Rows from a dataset
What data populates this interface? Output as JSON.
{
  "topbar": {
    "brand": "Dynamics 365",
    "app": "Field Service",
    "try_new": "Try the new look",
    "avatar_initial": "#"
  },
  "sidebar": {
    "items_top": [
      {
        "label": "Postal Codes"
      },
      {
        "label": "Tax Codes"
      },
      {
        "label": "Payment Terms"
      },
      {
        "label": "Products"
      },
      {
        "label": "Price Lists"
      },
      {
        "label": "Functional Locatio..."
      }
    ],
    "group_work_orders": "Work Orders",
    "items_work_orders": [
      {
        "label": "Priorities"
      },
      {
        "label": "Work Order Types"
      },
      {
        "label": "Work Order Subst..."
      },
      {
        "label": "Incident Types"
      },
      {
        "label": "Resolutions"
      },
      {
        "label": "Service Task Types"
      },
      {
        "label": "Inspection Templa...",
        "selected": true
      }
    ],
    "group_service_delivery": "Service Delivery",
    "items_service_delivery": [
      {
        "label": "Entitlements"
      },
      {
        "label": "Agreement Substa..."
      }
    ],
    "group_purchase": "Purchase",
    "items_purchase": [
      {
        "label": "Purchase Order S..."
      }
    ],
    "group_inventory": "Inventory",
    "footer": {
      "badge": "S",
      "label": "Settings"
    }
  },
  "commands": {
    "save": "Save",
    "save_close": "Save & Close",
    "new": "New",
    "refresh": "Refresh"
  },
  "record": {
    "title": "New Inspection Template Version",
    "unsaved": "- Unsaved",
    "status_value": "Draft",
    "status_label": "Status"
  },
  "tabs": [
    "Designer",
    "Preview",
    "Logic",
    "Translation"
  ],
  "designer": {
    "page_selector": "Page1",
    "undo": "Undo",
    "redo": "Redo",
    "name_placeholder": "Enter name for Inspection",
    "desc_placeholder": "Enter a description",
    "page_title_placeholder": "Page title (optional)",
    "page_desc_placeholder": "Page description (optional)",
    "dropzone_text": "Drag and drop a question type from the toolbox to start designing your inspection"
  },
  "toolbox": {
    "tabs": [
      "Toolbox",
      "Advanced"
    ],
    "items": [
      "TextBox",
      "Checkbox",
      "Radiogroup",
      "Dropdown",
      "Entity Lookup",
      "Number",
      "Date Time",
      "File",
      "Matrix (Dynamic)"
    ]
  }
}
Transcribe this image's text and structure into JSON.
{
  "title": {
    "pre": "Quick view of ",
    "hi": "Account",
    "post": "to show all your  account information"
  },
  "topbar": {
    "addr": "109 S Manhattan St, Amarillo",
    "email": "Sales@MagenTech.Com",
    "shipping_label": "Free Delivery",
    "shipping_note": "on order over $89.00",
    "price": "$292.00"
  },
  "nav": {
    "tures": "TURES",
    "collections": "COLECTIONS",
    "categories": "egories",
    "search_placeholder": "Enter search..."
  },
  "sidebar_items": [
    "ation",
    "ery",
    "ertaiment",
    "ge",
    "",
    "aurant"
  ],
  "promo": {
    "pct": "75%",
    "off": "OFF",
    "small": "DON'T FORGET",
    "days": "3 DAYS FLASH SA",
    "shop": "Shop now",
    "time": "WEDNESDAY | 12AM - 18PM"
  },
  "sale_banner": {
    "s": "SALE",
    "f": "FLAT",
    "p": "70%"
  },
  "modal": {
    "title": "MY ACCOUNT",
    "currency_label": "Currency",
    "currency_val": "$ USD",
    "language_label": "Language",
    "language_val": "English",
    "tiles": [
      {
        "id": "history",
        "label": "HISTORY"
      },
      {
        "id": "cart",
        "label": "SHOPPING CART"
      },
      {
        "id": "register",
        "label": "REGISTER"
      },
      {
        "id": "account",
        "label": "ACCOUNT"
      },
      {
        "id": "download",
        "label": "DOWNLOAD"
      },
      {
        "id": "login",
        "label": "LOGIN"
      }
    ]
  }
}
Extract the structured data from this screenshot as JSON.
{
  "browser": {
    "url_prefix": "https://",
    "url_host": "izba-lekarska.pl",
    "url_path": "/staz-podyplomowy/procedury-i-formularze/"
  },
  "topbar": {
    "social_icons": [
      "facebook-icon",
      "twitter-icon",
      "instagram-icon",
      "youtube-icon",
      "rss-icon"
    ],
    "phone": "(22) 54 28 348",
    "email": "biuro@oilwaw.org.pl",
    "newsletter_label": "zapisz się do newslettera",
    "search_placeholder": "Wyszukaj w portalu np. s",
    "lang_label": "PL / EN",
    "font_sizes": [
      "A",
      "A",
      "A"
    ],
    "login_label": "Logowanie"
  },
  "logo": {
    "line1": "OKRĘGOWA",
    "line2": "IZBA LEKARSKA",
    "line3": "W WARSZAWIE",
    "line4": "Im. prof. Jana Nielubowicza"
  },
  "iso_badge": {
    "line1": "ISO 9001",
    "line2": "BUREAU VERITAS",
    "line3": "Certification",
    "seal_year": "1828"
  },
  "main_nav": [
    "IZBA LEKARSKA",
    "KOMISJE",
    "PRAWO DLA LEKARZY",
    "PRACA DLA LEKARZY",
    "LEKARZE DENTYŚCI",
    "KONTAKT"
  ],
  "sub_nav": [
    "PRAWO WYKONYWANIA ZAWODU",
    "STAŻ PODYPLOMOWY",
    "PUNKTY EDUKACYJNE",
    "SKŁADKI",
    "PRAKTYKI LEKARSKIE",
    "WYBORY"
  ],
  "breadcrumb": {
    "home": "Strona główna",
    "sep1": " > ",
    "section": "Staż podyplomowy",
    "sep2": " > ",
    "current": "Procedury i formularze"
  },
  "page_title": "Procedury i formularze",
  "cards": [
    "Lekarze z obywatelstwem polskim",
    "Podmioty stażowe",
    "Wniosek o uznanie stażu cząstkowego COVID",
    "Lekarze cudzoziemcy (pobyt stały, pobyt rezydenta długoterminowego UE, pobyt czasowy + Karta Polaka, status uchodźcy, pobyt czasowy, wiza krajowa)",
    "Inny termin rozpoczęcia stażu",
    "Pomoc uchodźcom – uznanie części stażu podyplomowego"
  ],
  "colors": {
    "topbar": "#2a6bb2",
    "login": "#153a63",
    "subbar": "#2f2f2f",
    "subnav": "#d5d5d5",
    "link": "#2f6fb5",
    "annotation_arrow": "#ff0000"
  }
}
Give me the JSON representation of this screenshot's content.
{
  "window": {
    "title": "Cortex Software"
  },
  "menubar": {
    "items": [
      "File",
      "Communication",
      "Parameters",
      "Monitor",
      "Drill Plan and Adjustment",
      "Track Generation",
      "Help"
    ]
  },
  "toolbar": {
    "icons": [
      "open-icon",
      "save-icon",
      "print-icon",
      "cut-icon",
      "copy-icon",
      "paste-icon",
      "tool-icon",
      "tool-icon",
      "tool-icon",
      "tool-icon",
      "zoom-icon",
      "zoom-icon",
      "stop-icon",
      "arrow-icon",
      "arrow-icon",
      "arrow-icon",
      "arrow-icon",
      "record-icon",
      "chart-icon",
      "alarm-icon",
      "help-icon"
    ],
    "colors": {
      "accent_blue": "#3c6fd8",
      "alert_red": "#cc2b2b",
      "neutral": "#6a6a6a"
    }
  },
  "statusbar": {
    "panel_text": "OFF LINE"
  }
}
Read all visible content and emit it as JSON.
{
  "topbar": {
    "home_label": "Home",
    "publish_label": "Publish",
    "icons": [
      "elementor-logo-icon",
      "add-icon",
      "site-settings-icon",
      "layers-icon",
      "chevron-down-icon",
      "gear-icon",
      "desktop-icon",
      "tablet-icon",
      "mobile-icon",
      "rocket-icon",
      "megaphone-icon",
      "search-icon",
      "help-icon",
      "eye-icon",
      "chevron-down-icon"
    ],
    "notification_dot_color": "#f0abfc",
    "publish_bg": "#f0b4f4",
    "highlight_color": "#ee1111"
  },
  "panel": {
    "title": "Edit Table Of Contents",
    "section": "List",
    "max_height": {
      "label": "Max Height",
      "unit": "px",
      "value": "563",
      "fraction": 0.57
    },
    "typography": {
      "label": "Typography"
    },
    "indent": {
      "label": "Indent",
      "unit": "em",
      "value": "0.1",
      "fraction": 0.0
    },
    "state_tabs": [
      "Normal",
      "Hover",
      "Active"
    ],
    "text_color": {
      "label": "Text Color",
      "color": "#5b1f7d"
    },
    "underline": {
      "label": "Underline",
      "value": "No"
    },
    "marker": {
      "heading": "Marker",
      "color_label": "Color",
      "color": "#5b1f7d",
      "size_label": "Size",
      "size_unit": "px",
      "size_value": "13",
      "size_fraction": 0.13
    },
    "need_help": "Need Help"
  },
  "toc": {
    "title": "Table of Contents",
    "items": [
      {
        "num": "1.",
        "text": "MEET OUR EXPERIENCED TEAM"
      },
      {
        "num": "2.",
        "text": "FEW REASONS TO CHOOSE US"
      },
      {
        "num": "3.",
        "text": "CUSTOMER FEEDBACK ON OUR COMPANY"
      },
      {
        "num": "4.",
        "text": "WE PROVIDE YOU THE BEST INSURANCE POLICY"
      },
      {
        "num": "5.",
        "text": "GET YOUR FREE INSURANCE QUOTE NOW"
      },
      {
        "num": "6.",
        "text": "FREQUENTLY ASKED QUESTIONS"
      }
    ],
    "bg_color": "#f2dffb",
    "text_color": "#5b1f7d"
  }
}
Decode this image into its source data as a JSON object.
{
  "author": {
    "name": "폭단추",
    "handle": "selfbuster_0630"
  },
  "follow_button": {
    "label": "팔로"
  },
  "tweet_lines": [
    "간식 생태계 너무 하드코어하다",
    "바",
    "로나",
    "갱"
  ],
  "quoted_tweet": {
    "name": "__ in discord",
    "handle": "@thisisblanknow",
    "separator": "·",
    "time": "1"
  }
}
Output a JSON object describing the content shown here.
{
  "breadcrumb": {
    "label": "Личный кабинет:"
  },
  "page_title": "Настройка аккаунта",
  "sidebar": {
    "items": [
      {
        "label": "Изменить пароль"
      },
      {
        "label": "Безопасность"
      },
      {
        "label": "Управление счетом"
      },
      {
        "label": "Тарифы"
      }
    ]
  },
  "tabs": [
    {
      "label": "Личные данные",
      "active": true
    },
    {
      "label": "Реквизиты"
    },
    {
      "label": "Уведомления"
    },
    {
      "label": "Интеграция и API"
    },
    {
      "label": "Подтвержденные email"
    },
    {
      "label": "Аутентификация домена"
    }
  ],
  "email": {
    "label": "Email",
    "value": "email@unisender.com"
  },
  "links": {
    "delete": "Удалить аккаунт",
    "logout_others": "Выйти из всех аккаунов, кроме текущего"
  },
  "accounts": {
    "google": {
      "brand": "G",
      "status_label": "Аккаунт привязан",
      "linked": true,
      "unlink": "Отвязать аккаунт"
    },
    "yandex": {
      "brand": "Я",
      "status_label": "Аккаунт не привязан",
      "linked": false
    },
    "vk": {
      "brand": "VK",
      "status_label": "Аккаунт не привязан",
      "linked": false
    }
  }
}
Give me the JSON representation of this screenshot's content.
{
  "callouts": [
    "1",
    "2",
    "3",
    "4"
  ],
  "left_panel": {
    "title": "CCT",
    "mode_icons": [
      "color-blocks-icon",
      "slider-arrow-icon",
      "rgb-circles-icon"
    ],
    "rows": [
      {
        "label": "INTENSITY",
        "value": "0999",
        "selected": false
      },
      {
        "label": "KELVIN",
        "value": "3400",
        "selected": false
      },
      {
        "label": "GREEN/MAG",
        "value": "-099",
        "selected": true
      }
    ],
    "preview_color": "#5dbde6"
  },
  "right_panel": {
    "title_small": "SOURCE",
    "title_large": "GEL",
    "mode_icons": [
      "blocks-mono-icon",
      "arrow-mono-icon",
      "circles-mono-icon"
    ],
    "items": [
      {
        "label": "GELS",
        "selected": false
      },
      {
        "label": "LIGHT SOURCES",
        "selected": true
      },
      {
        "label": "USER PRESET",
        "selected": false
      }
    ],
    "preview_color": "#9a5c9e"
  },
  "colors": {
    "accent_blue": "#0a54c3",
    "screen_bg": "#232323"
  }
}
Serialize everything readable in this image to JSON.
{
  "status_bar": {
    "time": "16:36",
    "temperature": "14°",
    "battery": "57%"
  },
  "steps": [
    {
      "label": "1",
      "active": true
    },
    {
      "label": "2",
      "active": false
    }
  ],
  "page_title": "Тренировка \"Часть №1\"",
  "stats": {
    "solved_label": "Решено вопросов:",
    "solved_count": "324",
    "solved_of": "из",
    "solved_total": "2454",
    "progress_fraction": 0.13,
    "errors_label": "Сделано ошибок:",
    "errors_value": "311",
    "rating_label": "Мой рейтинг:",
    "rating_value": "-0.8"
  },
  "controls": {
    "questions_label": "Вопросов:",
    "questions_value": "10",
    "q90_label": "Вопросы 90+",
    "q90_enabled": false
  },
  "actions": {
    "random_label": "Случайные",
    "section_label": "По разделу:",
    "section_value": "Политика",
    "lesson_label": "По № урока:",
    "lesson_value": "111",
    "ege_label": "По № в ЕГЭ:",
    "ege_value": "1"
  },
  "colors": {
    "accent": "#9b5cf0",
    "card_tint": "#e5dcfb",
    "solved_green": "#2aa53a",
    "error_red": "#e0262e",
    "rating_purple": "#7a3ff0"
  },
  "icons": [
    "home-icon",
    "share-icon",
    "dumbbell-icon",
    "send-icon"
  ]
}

- Your instructions -
Scan the material for lines with the word "into", and copy each line you find.

- Output -
Transcribe this image's text and structure into JSON.
Decode this image into its source data as a JSON object.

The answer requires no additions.